Chart and figure data
· · · · ·

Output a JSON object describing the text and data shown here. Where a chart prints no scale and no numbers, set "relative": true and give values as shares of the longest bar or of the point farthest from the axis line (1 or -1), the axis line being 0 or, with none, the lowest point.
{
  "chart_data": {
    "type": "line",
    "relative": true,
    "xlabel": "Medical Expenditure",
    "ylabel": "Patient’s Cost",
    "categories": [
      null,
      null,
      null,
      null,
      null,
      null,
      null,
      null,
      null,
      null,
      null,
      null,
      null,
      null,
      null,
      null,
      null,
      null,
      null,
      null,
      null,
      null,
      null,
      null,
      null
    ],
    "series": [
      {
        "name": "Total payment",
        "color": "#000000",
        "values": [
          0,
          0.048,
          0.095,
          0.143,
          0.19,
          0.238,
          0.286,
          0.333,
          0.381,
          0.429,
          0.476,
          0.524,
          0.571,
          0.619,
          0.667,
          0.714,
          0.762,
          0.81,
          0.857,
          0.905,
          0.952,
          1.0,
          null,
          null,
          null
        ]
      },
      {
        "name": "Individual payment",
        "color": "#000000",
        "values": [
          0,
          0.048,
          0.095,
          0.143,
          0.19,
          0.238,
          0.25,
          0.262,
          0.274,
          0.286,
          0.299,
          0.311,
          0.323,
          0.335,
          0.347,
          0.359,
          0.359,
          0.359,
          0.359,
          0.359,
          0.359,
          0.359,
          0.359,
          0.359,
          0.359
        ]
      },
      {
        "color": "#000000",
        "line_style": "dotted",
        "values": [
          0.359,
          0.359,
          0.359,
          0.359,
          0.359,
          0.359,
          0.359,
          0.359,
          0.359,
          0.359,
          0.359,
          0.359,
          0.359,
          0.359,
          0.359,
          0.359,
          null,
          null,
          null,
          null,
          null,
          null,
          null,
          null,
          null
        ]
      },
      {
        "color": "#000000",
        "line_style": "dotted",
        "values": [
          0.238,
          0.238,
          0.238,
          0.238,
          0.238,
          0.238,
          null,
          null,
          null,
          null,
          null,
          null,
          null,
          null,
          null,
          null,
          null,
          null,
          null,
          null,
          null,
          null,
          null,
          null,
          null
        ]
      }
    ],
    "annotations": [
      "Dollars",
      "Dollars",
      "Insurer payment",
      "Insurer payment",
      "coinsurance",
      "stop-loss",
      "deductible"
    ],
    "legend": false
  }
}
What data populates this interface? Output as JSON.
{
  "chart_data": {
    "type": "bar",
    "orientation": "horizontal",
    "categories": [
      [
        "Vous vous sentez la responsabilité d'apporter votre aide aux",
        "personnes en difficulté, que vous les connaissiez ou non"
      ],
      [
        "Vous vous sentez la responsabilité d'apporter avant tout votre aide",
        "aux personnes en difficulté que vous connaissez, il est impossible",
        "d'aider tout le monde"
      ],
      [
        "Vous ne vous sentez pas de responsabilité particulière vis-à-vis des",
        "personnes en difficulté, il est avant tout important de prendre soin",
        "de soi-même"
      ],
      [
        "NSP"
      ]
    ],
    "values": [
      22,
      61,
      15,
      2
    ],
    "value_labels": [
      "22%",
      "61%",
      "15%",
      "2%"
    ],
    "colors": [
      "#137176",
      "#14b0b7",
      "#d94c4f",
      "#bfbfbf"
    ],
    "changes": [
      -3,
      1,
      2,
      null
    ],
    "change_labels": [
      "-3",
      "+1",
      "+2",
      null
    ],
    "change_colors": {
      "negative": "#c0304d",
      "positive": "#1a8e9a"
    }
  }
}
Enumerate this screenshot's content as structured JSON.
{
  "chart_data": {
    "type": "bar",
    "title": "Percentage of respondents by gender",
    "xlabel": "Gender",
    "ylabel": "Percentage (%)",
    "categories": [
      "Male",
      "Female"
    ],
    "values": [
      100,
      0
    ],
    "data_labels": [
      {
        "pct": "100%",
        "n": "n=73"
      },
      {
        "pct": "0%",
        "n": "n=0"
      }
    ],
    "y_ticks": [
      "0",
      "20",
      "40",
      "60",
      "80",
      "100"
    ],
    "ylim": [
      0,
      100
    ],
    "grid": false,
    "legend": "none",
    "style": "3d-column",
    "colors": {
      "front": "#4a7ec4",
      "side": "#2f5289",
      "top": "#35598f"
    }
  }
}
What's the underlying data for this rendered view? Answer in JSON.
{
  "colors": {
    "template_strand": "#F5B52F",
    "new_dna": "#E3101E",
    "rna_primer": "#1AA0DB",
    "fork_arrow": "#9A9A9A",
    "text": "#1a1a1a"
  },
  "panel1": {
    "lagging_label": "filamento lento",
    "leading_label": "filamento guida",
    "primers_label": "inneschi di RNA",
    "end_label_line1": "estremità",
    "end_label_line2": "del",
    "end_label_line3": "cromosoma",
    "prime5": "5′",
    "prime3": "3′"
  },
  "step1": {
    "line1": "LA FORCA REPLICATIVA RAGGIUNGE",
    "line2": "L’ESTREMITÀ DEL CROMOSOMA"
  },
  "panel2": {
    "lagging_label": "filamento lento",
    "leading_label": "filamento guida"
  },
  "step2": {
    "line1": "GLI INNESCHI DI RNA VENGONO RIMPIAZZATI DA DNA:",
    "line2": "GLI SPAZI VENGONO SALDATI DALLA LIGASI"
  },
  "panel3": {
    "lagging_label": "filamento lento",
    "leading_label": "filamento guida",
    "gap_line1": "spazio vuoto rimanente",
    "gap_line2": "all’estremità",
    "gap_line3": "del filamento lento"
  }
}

· · · · ·

### Goal
Transcribe only the trailing portion of the entries above: the line that contains "Enumerate this screenshot's" and each line after it.

### Result of this exercise
Enumerate this screenshot's content as structured JSON.
{
  "chart_data": {
    "type": "bar",
    "title": "Percentage of respondents by gender",
    "xlabel": "Gender",
    "ylabel": "Percentage (%)",
    "categories": [
      "Male",
      "Female"
    ],
    "values": [
      100,
      0
    ],
    "data_labels": [
      {
        "pct": "100%",
        "n": "n=73"
      },
      {
        "pct": "0%",
        "n": "n=0"
      }
    ],
    "y_ticks": [
      "0",
      "20",
      "40",
      "60",
      "80",
      "100"
    ],
    "ylim": [
      0,
      100
    ],
    "grid": false,
    "legend": "none",
    "style": "3d-column",
    "colors": {
      "front": "#4a7ec4",
      "side": "#2f5289",
      "top": "#35598f"
    }
  }
}
What's the underlying data for this rendered view? Answer in JSON.
{
  "colors": {
    "template_strand": "#F5B52F",
    "new_dna": "#E3101E",
    "rna_primer": "#1AA0DB",
    "fork_arrow": "#9A9A9A",
    "text": "#1a1a1a"
  },
  "panel1": {
    "lagging_label": "filamento lento",
    "leading_label": "filamento guida",
    "primers_label": "inneschi di RNA",
    "end_label_line1": "estremità",
    "end_label_line2": "del",
    "end_label_line3": "cromosoma",
    "prime5": "5′",
    "prime3": "3′"
  },
  "step1": {
    "line1": "LA FORCA REPLICATIVA RAGGIUNGE",
    "line2": "L’ESTREMITÀ DEL CROMOSOMA"
  },
  "panel2": {
    "lagging_label": "filamento lento",
    "leading_label": "filamento guida"
  },
  "step2": {
    "line1": "GLI INNESCHI DI RNA VENGONO RIMPIAZZATI DA DNA:",
    "line2": "GLI SPAZI VENGONO SALDATI DALLA LIGASI"
  },
  "panel3": {
    "lagging_label": "filamento lento",
    "leading_label": "filamento guida",
    "gap_line1": "spazio vuoto rimanente",
    "gap_line2": "all’estremità",
    "gap_line3": "del filamento lento"
  }
}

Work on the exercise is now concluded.